▶ _TASK REQUIREMENTS_:
1. In the IOMMU thread, what does the writer say the core code should do when an untrusted device reports that it cannot support PAGING, and what reason is given?
2. From the IOMMU thread, list each case the writer describes for what def_domain_type() should return, along with the value given for that case.

▶ _GIVEN PASSAGE_:
▬▬▬▬▬▬▬▬▬▬
Why does it return IDENTITY?

if (!cc_platform_has(CC_ATTR_MEM_ENCRYPT) && !amd_iommu_snp_en)
return IOMMU_DOMAIN_IDENTITY;

If the HW can't support IDENTITY then it needs to return
IOMMU_DOMAIN_DMA..

> > Since actual PASID AMD attach isn't implemented yet we could just
> > remove that check from def_domain_type as an RC fix. Vasant can sort
> > it out properly by disabling pasid support on untrusted devices until
> > the DTE logic is fully completed.
>
> Keeping PASID support aside, largely the question is who should handle/decide
> domain type for untrusted device? Is it core IOMMU layer -OR- HW
> driver?

def_domain_type() should return a HW limitation. It has got muddled up
with the default domain type stuff, but in essence it's usage right
now is to tell the core code that a specific device cannot support
IDENTITY or PAGING. It should be combined with a matching test in
attach_dev to block the unsupported domain combination.

The core code should use that information to decice on policy. If the
device reports it cannot support PAGING and the device is untrusted
then, IMHO the core code should leave the device blocked and
inoperable for security.

The key thing is this API should not be used for the driver to inject
some kind policy/optimization choice.

> - If its individual driver, then I can try to add fix in AMD driver. But then
> what is the expectation? Driver is expected to return IOMMU_DOMAIN_DMA -OR- core
> IOMMU layer is expected to adhere to whatever driver returned?

If driver and HW supports PAGING and IDENTITY attaches to the devices
RID then it should return 0.

If only PAGING is supported it should return
IOMMU_DOMAIN_DMA. alloc_domain_paging(dev) should select the correct
page table format - including a format to enable features like PASID.

If only IDENTITY is supported it should return IOMMU_DOMAIN_IDENTITY.

If AMD SW cannot support PASID & RID PAGING right now then it should
return 0 and fail that attachment combination during set_dev_pasid().

In the interm you should instruct users to use the command line option
to force IDENTITY until the driver work is completed.
▬▬▬▬▬▬▬▬▬▬
[Records from a data source]
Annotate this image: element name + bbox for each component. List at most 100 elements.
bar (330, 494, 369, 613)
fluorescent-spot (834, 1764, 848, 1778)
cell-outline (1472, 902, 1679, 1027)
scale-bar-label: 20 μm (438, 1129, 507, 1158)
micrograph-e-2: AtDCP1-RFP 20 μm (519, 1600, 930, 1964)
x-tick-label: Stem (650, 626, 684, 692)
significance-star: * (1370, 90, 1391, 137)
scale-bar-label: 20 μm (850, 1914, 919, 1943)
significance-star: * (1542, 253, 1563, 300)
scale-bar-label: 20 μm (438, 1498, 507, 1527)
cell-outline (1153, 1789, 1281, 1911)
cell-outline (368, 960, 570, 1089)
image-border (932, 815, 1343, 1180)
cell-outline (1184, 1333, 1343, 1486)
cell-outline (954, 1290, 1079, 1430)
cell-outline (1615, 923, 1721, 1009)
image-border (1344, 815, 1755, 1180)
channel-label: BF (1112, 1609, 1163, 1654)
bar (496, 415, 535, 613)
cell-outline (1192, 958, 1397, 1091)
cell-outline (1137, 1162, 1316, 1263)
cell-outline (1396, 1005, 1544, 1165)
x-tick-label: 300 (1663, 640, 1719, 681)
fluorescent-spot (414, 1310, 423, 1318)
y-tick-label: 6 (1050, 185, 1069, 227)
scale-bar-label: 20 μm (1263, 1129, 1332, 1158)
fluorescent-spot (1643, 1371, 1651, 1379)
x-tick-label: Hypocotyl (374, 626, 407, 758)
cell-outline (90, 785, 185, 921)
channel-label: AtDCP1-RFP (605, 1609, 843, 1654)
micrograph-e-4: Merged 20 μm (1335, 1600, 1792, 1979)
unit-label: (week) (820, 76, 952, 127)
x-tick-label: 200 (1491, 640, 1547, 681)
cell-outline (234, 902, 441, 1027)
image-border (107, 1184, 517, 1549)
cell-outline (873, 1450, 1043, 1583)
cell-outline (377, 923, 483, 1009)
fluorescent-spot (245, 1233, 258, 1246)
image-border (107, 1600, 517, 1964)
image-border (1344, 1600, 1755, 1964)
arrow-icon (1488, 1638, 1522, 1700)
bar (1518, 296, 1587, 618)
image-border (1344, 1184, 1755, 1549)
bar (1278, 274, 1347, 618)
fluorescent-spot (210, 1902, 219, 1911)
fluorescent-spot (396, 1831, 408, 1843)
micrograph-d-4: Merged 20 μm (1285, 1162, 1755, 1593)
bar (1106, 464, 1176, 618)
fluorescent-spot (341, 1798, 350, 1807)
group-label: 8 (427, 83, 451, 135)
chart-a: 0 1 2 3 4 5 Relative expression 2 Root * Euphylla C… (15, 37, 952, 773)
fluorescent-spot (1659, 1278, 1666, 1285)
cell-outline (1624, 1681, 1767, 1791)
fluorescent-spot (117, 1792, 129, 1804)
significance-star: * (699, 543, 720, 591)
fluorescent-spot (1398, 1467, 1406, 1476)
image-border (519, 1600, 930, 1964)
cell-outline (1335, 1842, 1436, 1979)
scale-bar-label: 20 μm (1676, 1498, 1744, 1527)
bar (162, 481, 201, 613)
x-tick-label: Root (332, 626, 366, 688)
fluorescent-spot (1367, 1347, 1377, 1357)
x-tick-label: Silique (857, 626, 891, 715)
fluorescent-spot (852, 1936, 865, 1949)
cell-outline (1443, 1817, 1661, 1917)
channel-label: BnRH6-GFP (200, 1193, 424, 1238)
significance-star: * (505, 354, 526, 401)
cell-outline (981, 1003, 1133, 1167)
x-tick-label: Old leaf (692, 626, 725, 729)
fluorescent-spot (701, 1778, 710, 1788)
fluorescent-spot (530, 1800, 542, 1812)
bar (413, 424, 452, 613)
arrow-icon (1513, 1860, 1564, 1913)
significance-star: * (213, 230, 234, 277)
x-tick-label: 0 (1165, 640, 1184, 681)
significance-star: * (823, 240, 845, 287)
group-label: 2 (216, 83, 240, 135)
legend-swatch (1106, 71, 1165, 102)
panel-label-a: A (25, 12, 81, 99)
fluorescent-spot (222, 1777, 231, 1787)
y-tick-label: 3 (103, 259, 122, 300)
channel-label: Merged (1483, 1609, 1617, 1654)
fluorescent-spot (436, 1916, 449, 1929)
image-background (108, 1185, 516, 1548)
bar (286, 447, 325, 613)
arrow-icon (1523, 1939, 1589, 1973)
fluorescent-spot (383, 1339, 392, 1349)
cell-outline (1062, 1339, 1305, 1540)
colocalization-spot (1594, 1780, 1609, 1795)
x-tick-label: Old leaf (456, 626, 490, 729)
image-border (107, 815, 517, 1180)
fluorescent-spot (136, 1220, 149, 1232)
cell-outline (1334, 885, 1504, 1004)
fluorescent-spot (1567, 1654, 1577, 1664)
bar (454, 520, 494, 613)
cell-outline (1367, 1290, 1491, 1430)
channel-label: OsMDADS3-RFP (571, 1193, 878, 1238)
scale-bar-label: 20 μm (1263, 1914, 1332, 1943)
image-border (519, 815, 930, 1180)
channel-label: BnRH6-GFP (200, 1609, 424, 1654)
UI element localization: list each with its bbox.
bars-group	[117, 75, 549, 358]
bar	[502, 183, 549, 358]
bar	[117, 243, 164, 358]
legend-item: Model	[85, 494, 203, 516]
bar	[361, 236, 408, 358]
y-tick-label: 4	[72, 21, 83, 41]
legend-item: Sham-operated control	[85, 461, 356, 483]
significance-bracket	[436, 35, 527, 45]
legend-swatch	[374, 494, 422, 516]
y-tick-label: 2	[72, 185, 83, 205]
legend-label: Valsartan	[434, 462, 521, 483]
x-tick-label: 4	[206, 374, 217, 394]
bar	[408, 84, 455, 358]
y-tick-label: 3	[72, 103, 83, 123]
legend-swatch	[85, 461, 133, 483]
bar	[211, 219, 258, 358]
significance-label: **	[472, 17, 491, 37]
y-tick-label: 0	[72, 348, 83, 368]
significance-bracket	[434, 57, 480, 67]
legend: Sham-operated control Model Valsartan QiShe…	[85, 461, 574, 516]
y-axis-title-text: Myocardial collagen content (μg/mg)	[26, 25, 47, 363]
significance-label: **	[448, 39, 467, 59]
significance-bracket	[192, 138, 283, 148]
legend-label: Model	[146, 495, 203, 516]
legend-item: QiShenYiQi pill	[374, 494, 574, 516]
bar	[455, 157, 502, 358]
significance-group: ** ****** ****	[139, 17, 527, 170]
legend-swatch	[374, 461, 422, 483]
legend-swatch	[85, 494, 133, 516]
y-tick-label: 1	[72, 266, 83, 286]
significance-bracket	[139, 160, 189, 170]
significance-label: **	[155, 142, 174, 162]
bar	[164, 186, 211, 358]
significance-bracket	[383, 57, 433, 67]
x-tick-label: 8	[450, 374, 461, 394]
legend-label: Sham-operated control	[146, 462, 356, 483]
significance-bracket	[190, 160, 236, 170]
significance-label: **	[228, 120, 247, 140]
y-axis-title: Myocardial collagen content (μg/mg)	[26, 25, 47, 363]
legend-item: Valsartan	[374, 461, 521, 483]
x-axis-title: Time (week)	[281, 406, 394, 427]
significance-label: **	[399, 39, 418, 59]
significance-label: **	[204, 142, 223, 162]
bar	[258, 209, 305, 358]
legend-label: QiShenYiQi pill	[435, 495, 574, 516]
▬▬▬▬▬▬▬▬▬▬
▶ _ANSWERS TO EACH TASK_:
1. The writer says the core code should leave the device blocked and inoperable. The reason given is security.

2.
- The driver and hardware support both PAGING and IDENTITY attaches to the device's RID: return 0.
- Only PAGING is supported: return IOMMU_DOMAIN_DMA.
- Only IDENTITY is supported: return IOMMU_DOMAIN_IDENTITY.
- AMD software cannot support PASID and RID PAGING yet: return 0 and fail that attachment combination during set_dev_pasid().